--- TASK DATA ---
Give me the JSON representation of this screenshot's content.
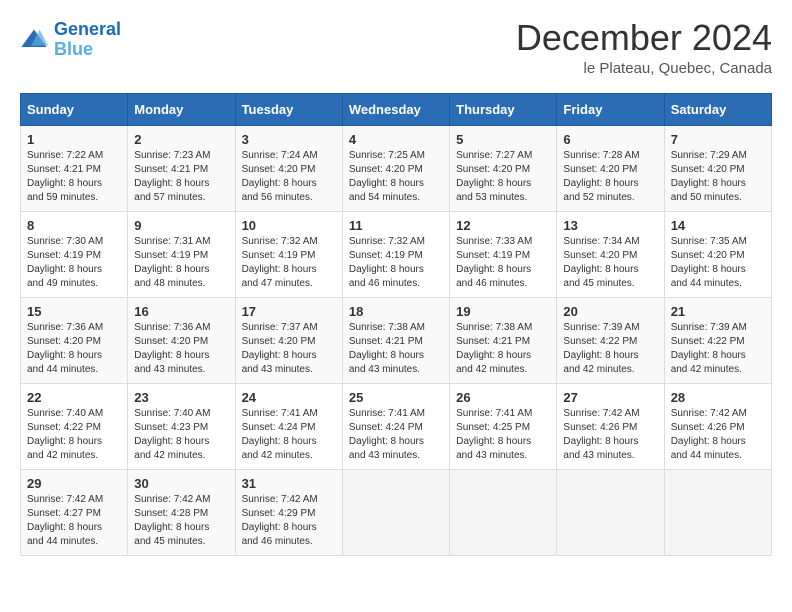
{
  "header": {
    "logo_line1": "General",
    "logo_line2": "Blue",
    "month": "December 2024",
    "location": "le Plateau, Quebec, Canada"
  },
  "days_of_week": [
    "Sunday",
    "Monday",
    "Tuesday",
    "Wednesday",
    "Thursday",
    "Friday",
    "Saturday"
  ],
  "weeks": [
    [
      {
        "day": 1,
        "sunrise": "7:22 AM",
        "sunset": "4:21 PM",
        "daylight": "8 hours and 59 minutes."
      },
      {
        "day": 2,
        "sunrise": "7:23 AM",
        "sunset": "4:21 PM",
        "daylight": "8 hours and 57 minutes."
      },
      {
        "day": 3,
        "sunrise": "7:24 AM",
        "sunset": "4:20 PM",
        "daylight": "8 hours and 56 minutes."
      },
      {
        "day": 4,
        "sunrise": "7:25 AM",
        "sunset": "4:20 PM",
        "daylight": "8 hours and 54 minutes."
      },
      {
        "day": 5,
        "sunrise": "7:27 AM",
        "sunset": "4:20 PM",
        "daylight": "8 hours and 53 minutes."
      },
      {
        "day": 6,
        "sunrise": "7:28 AM",
        "sunset": "4:20 PM",
        "daylight": "8 hours and 52 minutes."
      },
      {
        "day": 7,
        "sunrise": "7:29 AM",
        "sunset": "4:20 PM",
        "daylight": "8 hours and 50 minutes."
      }
    ],
    [
      {
        "day": 8,
        "sunrise": "7:30 AM",
        "sunset": "4:19 PM",
        "daylight": "8 hours and 49 minutes."
      },
      {
        "day": 9,
        "sunrise": "7:31 AM",
        "sunset": "4:19 PM",
        "daylight": "8 hours and 48 minutes."
      },
      {
        "day": 10,
        "sunrise": "7:32 AM",
        "sunset": "4:19 PM",
        "daylight": "8 hours and 47 minutes."
      },
      {
        "day": 11,
        "sunrise": "7:32 AM",
        "sunset": "4:19 PM",
        "daylight": "8 hours and 46 minutes."
      },
      {
        "day": 12,
        "sunrise": "7:33 AM",
        "sunset": "4:19 PM",
        "daylight": "8 hours and 46 minutes."
      },
      {
        "day": 13,
        "sunrise": "7:34 AM",
        "sunset": "4:20 PM",
        "daylight": "8 hours and 45 minutes."
      },
      {
        "day": 14,
        "sunrise": "7:35 AM",
        "sunset": "4:20 PM",
        "daylight": "8 hours and 44 minutes."
      }
    ],
    [
      {
        "day": 15,
        "sunrise": "7:36 AM",
        "sunset": "4:20 PM",
        "daylight": "8 hours and 44 minutes."
      },
      {
        "day": 16,
        "sunrise": "7:36 AM",
        "sunset": "4:20 PM",
        "daylight": "8 hours and 43 minutes."
      },
      {
        "day": 17,
        "sunrise": "7:37 AM",
        "sunset": "4:20 PM",
        "daylight": "8 hours and 43 minutes."
      },
      {
        "day": 18,
        "sunrise": "7:38 AM",
        "sunset": "4:21 PM",
        "daylight": "8 hours and 43 minutes."
      },
      {
        "day": 19,
        "sunrise": "7:38 AM",
        "sunset": "4:21 PM",
        "daylight": "8 hours and 42 minutes."
      },
      {
        "day": 20,
        "sunrise": "7:39 AM",
        "sunset": "4:22 PM",
        "daylight": "8 hours and 42 minutes."
      },
      {
        "day": 21,
        "sunrise": "7:39 AM",
        "sunset": "4:22 PM",
        "daylight": "8 hours and 42 minutes."
      }
    ],
    [
      {
        "day": 22,
        "sunrise": "7:40 AM",
        "sunset": "4:22 PM",
        "daylight": "8 hours and 42 minutes."
      },
      {
        "day": 23,
        "sunrise": "7:40 AM",
        "sunset": "4:23 PM",
        "daylight": "8 hours and 42 minutes."
      },
      {
        "day": 24,
        "sunrise": "7:41 AM",
        "sunset": "4:24 PM",
        "daylight": "8 hours and 42 minutes."
      },
      {
        "day": 25,
        "sunrise": "7:41 AM",
        "sunset": "4:24 PM",
        "daylight": "8 hours and 43 minutes."
      },
      {
        "day": 26,
        "sunrise": "7:41 AM",
        "sunset": "4:25 PM",
        "daylight": "8 hours and 43 minutes."
      },
      {
        "day": 27,
        "sunrise": "7:42 AM",
        "sunset": "4:26 PM",
        "daylight": "8 hours and 43 minutes."
      },
      {
        "day": 28,
        "sunrise": "7:42 AM",
        "sunset": "4:26 PM",
        "daylight": "8 hours and 44 minutes."
      }
    ],
    [
      {
        "day": 29,
        "sunrise": "7:42 AM",
        "sunset": "4:27 PM",
        "daylight": "8 hours and 44 minutes."
      },
      {
        "day": 30,
        "sunrise": "7:42 AM",
        "sunset": "4:28 PM",
        "daylight": "8 hours and 45 minutes."
      },
      {
        "day": 31,
        "sunrise": "7:42 AM",
        "sunset": "4:29 PM",
        "daylight": "8 hours and 46 minutes."
      },
      null,
      null,
      null,
      null
    ]
  ]
}
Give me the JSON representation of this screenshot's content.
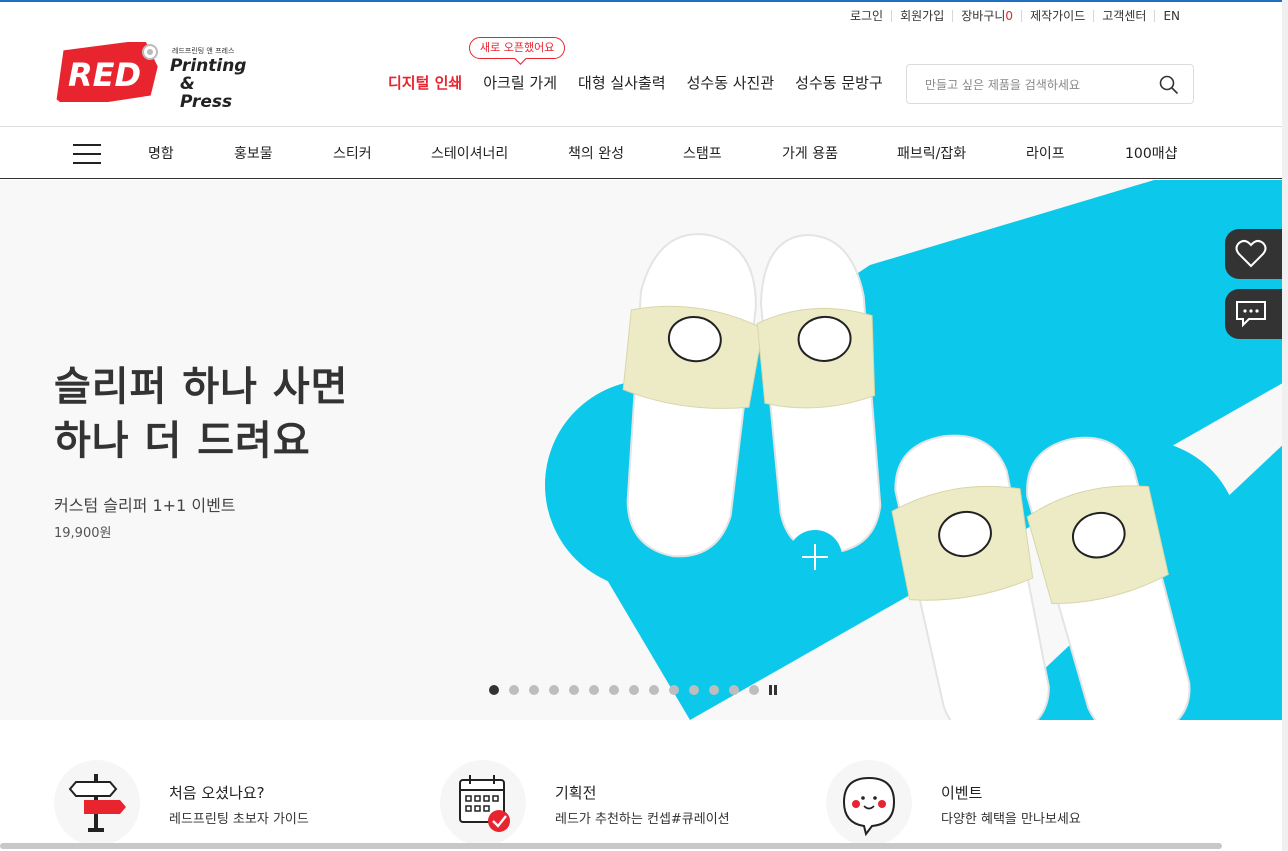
{
  "header": {
    "utility": [
      {
        "label": "로그인"
      },
      {
        "label": "회원가입"
      },
      {
        "label": "장바구니",
        "count": "0"
      },
      {
        "label": "제작가이드"
      },
      {
        "label": "고객센터"
      },
      {
        "label": "EN"
      }
    ],
    "logo": {
      "tag_text": "RED",
      "small_text": "레드프린팅 앤 프레스",
      "line1": "Printing",
      "line2": "& Press"
    },
    "new_badge": "새로 오픈했어요",
    "menu": [
      "디지털 인쇄",
      "아크릴 가게",
      "대형 실사출력",
      "성수동 사진관",
      "성수동 문방구"
    ],
    "search": {
      "placeholder": "만들고 싶은 제품을 검색하세요",
      "value": ""
    }
  },
  "categories": [
    "명함",
    "홍보물",
    "스티커",
    "스테이셔너리",
    "책의 완성",
    "스탬프",
    "가게 용품",
    "패브릭/잡화",
    "라이프",
    "100매샵"
  ],
  "hero": {
    "title": "슬리퍼 하나 사면\n하나 더 드려요",
    "subtitle": "커스텀 슬리퍼 1+1 이벤트",
    "price": "19,900원",
    "slide_count": 14,
    "active_slide": 0
  },
  "side_buttons": [
    {
      "icon": "heart-icon"
    },
    {
      "icon": "chat-icon"
    }
  ],
  "info_cards": [
    {
      "title": "처음 오셨나요?",
      "desc": "레드프린팅 초보자 가이드",
      "icon": "signpost-icon"
    },
    {
      "title": "기획전",
      "desc": "레드가 추천하는 컨셉#큐레이션",
      "icon": "calendar-check-icon"
    },
    {
      "title": "이벤트",
      "desc": "다양한 혜택을 만나보세요",
      "icon": "smile-bubble-icon"
    }
  ],
  "colors": {
    "brand_red": "#e8242f",
    "accent_cyan": "#0cc8ea",
    "dark": "#333333"
  }
}
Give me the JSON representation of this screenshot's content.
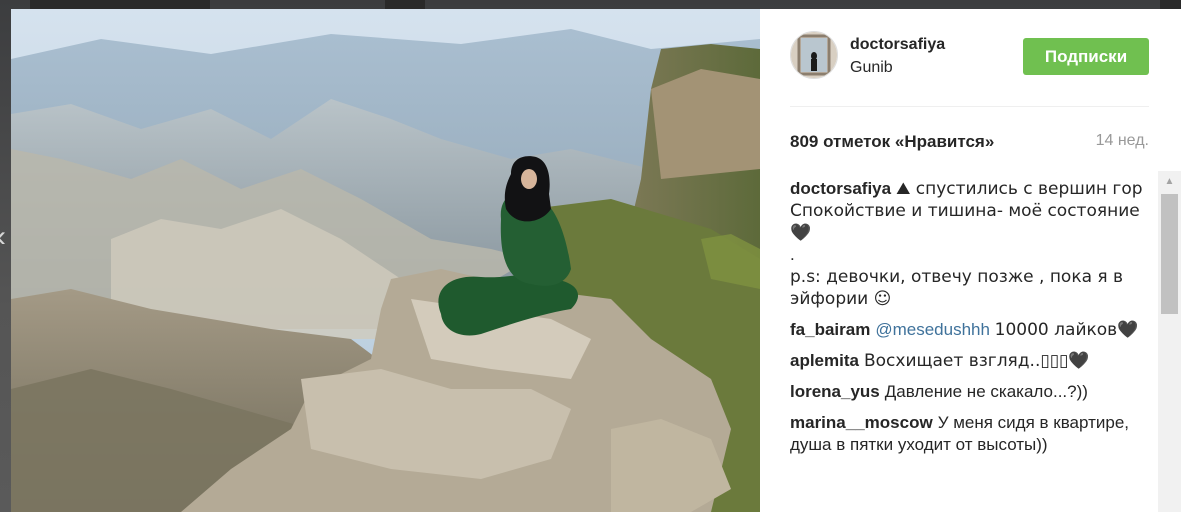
{
  "post": {
    "username": "doctorsafiya",
    "location": "Gunib",
    "follow_button": "Подписки",
    "likes": "809 отметок «Нравится»",
    "time_ago": "14 нед."
  },
  "caption": {
    "author": "doctorsafiya",
    "line1": "⛰ спустились с вершин гор",
    "line2": "Спокойствие и тишина- моё состояние 🖤",
    "line3": ".",
    "line4": "p.s: девочки, отвечу позже , пока я в эйфории ☺"
  },
  "comments": [
    {
      "author": "fa_bairam",
      "mention": "@mesedushhh",
      "text": "10000 лайков🖤"
    },
    {
      "author": "aplemita",
      "text": "Восхищает взгляд..▯▯▯🖤"
    },
    {
      "author": "lorena_yus",
      "text": "Давление не скакало...?))"
    },
    {
      "author": "marina__moscow",
      "text": "У меня сидя в квартире, душа в пятки уходит от высоты))"
    }
  ],
  "icons": {
    "prev_arrow": "‹",
    "scroll_up": "▲"
  },
  "colors": {
    "follow_button": "#70c050",
    "mention": "#3f729b",
    "muted": "#999999"
  }
}
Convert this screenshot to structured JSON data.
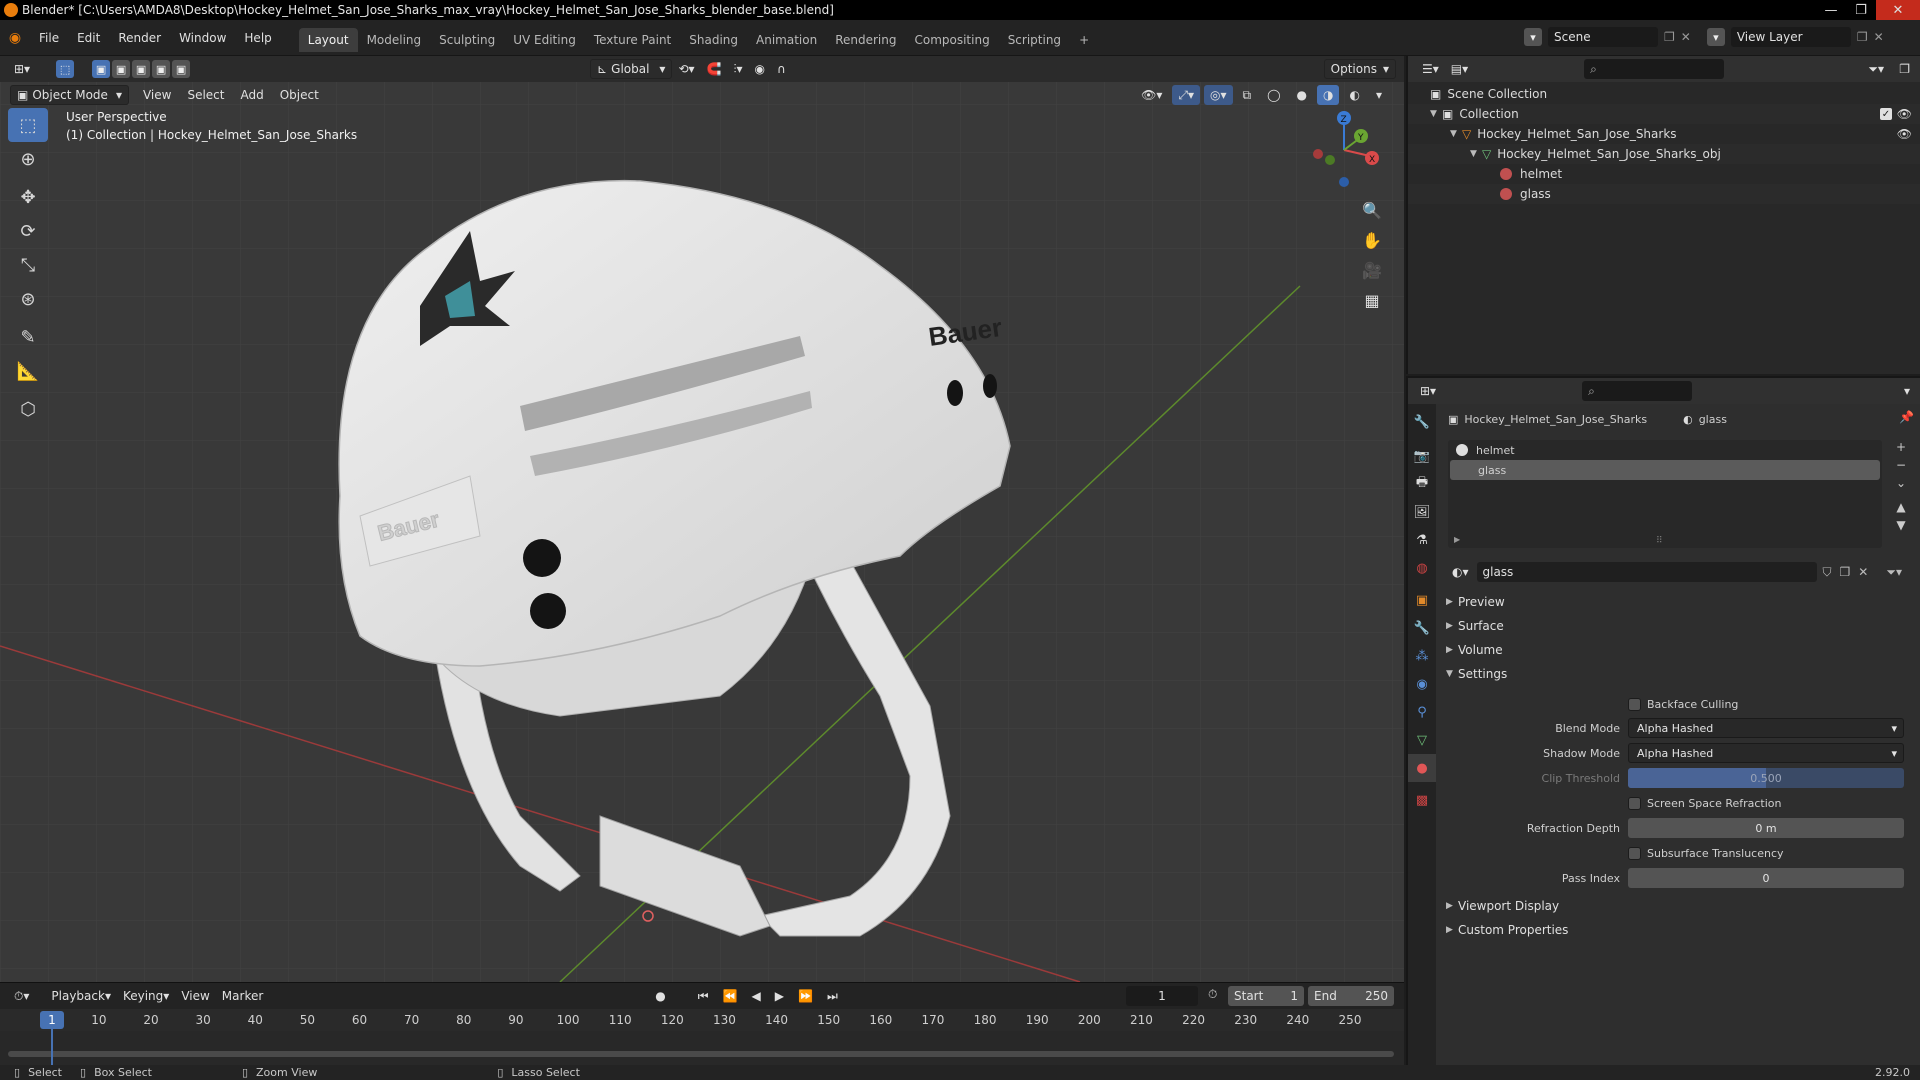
{
  "window": {
    "title": "Blender* [C:\\Users\\AMDA8\\Desktop\\Hockey_Helmet_San_Jose_Sharks_max_vray\\Hockey_Helmet_San_Jose_Sharks_blender_base.blend]",
    "min": "—",
    "max": "❐",
    "close": "✕"
  },
  "menu": [
    "File",
    "Edit",
    "Render",
    "Window",
    "Help"
  ],
  "workspaces": [
    "Layout",
    "Modeling",
    "Sculpting",
    "UV Editing",
    "Texture Paint",
    "Shading",
    "Animation",
    "Rendering",
    "Compositing",
    "Scripting"
  ],
  "add_workspace": "+",
  "scene": {
    "name": "Scene",
    "view_layer": "View Layer"
  },
  "viewport": {
    "mode": "Object Mode",
    "menu": [
      "View",
      "Select",
      "Add",
      "Object"
    ],
    "transform_orientation": "Global",
    "options": "Options",
    "overlay_line1": "User Perspective",
    "overlay_line2": "(1) Collection | Hockey_Helmet_San_Jose_Sharks",
    "gizmo": {
      "x": "X",
      "y": "Y",
      "z": "Z"
    }
  },
  "helmet": {
    "brand_side": "Bauer",
    "brand_back": "Bauer"
  },
  "timeline": {
    "menu": [
      "Playback",
      "Keying",
      "View",
      "Marker"
    ],
    "current_frame": "1",
    "start_label": "Start",
    "start": "1",
    "end_label": "End",
    "end": "250",
    "ticks": [
      "1",
      "10",
      "20",
      "30",
      "40",
      "50",
      "60",
      "70",
      "80",
      "90",
      "100",
      "110",
      "120",
      "130",
      "140",
      "150",
      "160",
      "170",
      "180",
      "190",
      "200",
      "210",
      "220",
      "230",
      "240",
      "250"
    ]
  },
  "status": {
    "select": "Select",
    "box_select": "Box Select",
    "zoom_view": "Zoom View",
    "lasso_select": "Lasso Select",
    "version": "2.92.0"
  },
  "outliner": {
    "scene_collection": "Scene Collection",
    "collection": "Collection",
    "object": "Hockey_Helmet_San_Jose_Sharks",
    "mesh": "Hockey_Helmet_San_Jose_Sharks_obj",
    "mat1": "helmet",
    "mat2": "glass"
  },
  "properties": {
    "breadcrumb_object": "Hockey_Helmet_San_Jose_Sharks",
    "breadcrumb_material": "glass",
    "slots": [
      "helmet",
      "glass"
    ],
    "material_name": "glass",
    "panels": {
      "preview": "Preview",
      "surface": "Surface",
      "volume": "Volume",
      "settings": "Settings",
      "viewport_display": "Viewport Display",
      "custom_properties": "Custom Properties"
    },
    "settings": {
      "backface_culling": "Backface Culling",
      "blend_mode_label": "Blend Mode",
      "blend_mode": "Alpha Hashed",
      "shadow_mode_label": "Shadow Mode",
      "shadow_mode": "Alpha Hashed",
      "clip_threshold_label": "Clip Threshold",
      "clip_threshold": "0.500",
      "ssr": "Screen Space Refraction",
      "refraction_depth_label": "Refraction Depth",
      "refraction_depth": "0 m",
      "subsurface": "Subsurface Translucency",
      "pass_index_label": "Pass Index",
      "pass_index": "0"
    }
  }
}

--- AIM OF THE EXERCISE ---
Give the count of lines in the listing that hold the word "Select", with no other text.

--- RESULT OF THE EXERCISE ---
4